══ Dataset records
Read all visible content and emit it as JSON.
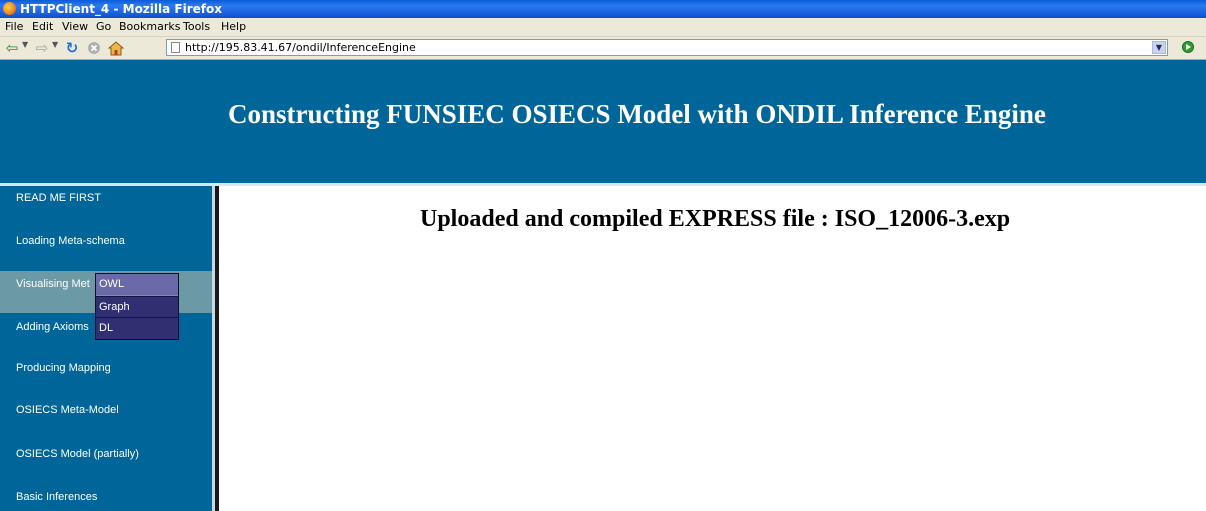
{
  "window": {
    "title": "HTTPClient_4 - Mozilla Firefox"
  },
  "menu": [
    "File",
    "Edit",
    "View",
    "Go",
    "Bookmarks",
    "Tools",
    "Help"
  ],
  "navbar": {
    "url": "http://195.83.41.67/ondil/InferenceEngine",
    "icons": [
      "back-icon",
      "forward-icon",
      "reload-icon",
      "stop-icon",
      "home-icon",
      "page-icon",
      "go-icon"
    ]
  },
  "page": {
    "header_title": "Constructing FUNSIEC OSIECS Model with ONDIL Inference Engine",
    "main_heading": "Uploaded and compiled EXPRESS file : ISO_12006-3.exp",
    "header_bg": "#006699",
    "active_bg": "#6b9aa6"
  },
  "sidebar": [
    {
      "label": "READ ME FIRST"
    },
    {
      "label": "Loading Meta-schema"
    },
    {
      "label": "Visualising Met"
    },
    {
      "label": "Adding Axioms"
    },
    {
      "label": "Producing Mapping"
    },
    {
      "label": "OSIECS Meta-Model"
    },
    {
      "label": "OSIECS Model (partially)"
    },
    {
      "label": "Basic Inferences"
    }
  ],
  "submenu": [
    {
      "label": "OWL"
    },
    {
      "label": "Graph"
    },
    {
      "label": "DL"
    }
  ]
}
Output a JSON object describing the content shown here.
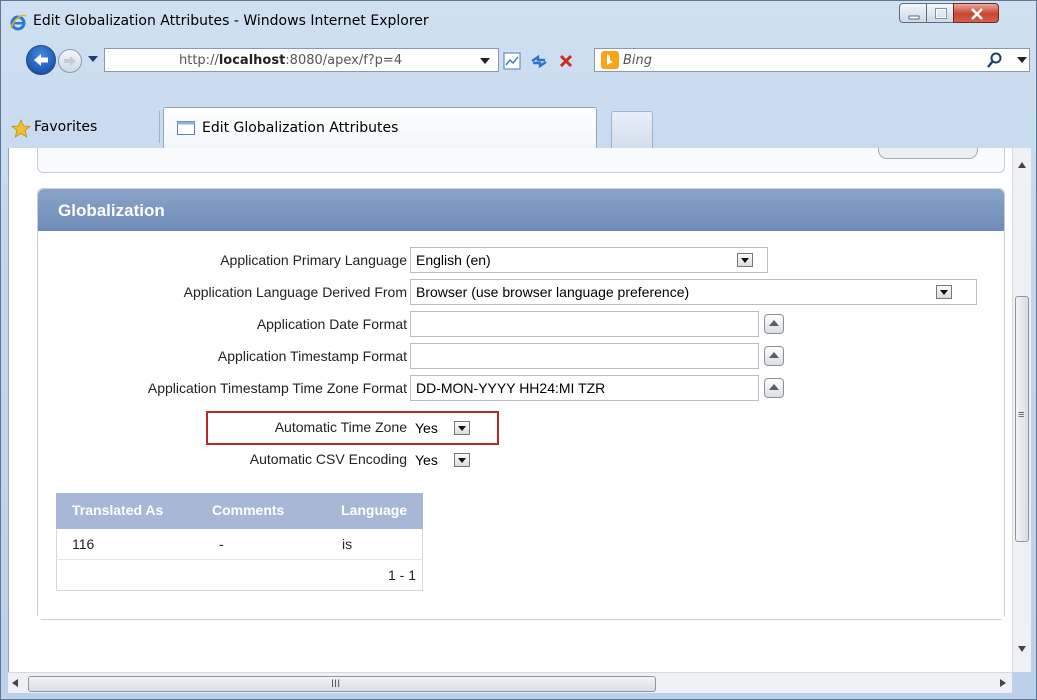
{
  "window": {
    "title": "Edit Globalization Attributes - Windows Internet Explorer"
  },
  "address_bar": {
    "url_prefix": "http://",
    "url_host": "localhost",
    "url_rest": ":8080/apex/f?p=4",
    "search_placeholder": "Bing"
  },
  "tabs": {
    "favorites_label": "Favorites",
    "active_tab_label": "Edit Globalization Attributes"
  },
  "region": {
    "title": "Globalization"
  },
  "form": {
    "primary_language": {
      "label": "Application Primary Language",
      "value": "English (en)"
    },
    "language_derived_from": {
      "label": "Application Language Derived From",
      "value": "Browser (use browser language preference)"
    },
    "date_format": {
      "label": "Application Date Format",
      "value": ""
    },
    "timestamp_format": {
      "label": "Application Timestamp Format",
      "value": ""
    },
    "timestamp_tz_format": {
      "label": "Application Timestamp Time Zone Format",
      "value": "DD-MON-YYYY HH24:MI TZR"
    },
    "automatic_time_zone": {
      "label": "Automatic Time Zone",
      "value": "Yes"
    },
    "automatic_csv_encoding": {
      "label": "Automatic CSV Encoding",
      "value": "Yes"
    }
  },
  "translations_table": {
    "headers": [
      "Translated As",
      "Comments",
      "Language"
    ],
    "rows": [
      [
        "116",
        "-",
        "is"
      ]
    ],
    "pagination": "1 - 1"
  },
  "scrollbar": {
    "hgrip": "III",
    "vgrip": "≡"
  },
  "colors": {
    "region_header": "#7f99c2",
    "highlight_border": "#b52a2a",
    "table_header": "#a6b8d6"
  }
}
════
→ **Goal**
Transcribe the full listing character for character. Pictures are excluded.

→ **The response**
Read all visible content and emit it as JSON.
{
  "window": {
    "title": "HTTPClient_4 - Mozilla Firefox"
  },
  "menu": [
    "File",
    "Edit",
    "View",
    "Go",
    "Bookmarks",
    "Tools",
    "Help"
  ],
  "navbar": {
    "url": "http://195.83.41.67/ondil/InferenceEngine",
    "icons": [
      "back-icon",
      "forward-icon",
      "reload-icon",
      "stop-icon",
      "home-icon",
      "page-icon",
      "go-icon"
    ]
  },
  "page": {
    "header_title": "Constructing FUNSIEC OSIECS Model with ONDIL Inference Engine",
    "main_heading": "Uploaded and compiled EXPRESS file : ISO_12006-3.exp",
    "header_bg": "#006699",
    "active_bg": "#6b9aa6"
  },
  "sidebar": [
    {
      "label": "READ ME FIRST"
    },
    {
      "label": "Loading Meta-schema"
    },
    {
      "label": "Visualising Met"
    },
    {
      "label": "Adding Axioms"
    },
    {
      "label": "Producing Mapping"
    },
    {
      "label": "OSIECS Meta-Model"
    },
    {
      "label": "OSIECS Model (partially)"
    },
    {
      "label": "Basic Inferences"
    }
  ],
  "submenu": [
    {
      "label": "OWL"
    },
    {
      "label": "Graph"
    },
    {
      "label": "DL"
    }
  ]
}
Output a JSON object describing the content shown here.
{
  "window": {
    "title": "Edit Globalization Attributes - Windows Internet Explorer"
  },
  "address_bar": {
    "url_prefix": "http://",
    "url_host": "localhost",
    "url_rest": ":8080/apex/f?p=4",
    "search_placeholder": "Bing"
  },
  "tabs": {
    "favorites_label": "Favorites",
    "active_tab_label": "Edit Globalization Attributes"
  },
  "region": {
    "title": "Globalization"
  },
  "form": {
    "primary_language": {
      "label": "Application Primary Language",
      "value": "English (en)"
    },
    "language_derived_from": {
      "label": "Application Language Derived From",
      "value": "Browser (use browser language preference)"
    },
    "date_format": {
      "label": "Application Date Format",
      "value": ""
    },
    "timestamp_format": {
      "label": "Application Timestamp Format",
      "value": ""
    },
    "timestamp_tz_format": {
      "label": "Application Timestamp Time Zone Format",
      "value": "DD-MON-YYYY HH24:MI TZR"
    },
    "automatic_time_zone": {
      "label": "Automatic Time Zone",
      "value": "Yes"
    },
    "automatic_csv_encoding": {
      "label": "Automatic CSV Encoding",
      "value": "Yes"
    }
  },
  "translations_table": {
    "headers": [
      "Translated As",
      "Comments",
      "Language"
    ],
    "rows": [
      [
        "116",
        "-",
        "is"
      ]
    ],
    "pagination": "1 - 1"
  },
  "scrollbar": {
    "hgrip": "III",
    "vgrip": "≡"
  },
  "colors": {
    "region_header": "#7f99c2",
    "highlight_border": "#b52a2a",
    "table_header": "#a6b8d6"
  }
}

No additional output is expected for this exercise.